TASK PROMPT
Output the data below in full, byte for byte. Nothing may differ.
--- DATA SHOWN ---
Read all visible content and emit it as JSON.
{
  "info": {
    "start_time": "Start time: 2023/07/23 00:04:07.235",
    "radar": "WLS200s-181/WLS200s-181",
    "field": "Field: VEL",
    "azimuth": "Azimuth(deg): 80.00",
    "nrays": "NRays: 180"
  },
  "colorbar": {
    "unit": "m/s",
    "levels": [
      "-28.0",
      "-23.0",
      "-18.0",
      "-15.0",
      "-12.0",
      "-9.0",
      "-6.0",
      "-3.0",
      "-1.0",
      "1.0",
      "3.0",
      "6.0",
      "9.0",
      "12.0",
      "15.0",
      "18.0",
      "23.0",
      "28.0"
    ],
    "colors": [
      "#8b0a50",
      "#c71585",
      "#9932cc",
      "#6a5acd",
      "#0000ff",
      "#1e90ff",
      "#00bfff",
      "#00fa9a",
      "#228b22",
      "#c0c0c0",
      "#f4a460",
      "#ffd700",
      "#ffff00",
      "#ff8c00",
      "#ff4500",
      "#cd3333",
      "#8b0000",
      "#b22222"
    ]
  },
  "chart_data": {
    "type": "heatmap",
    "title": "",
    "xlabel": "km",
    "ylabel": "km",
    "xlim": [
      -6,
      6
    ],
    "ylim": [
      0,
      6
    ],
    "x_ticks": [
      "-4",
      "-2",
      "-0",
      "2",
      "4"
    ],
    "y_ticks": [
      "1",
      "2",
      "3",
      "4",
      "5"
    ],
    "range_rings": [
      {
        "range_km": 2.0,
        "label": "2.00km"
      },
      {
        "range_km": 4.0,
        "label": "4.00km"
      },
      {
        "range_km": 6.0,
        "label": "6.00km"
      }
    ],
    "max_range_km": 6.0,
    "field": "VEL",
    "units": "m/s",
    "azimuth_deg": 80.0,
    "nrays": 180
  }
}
---
WRITTEN ANSWER
Read all visible content and emit it as JSON.
{
  "info": {
    "start_time": "Start time: 2023/07/23 00:04:07.235",
    "radar": "WLS200s-181/WLS200s-181",
    "field": "Field: VEL",
    "azimuth": "Azimuth(deg): 80.00",
    "nrays": "NRays: 180"
  },
  "colorbar": {
    "unit": "m/s",
    "levels": [
      "-28.0",
      "-23.0",
      "-18.0",
      "-15.0",
      "-12.0",
      "-9.0",
      "-6.0",
      "-3.0",
      "-1.0",
      "1.0",
      "3.0",
      "6.0",
      "9.0",
      "12.0",
      "15.0",
      "18.0",
      "23.0",
      "28.0"
    ],
    "colors": [
      "#8b0a50",
      "#c71585",
      "#9932cc",
      "#6a5acd",
      "#0000ff",
      "#1e90ff",
      "#00bfff",
      "#00fa9a",
      "#228b22",
      "#c0c0c0",
      "#f4a460",
      "#ffd700",
      "#ffff00",
      "#ff8c00",
      "#ff4500",
      "#cd3333",
      "#8b0000",
      "#b22222"
    ]
  },
  "chart_data": {
    "type": "heatmap",
    "title": "",
    "xlabel": "km",
    "ylabel": "km",
    "xlim": [
      -6,
      6
    ],
    "ylim": [
      0,
      6
    ],
    "x_ticks": [
      "-4",
      "-2",
      "-0",
      "2",
      "4"
    ],
    "y_ticks": [
      "1",
      "2",
      "3",
      "4",
      "5"
    ],
    "range_rings": [
      {
        "range_km": 2.0,
        "label": "2.00km"
      },
      {
        "range_km": 4.0,
        "label": "4.00km"
      },
      {
        "range_km": 6.0,
        "label": "6.00km"
      }
    ],
    "max_range_km": 6.0,
    "field": "VEL",
    "units": "m/s",
    "azimuth_deg": 80.0,
    "nrays": 180
  }
}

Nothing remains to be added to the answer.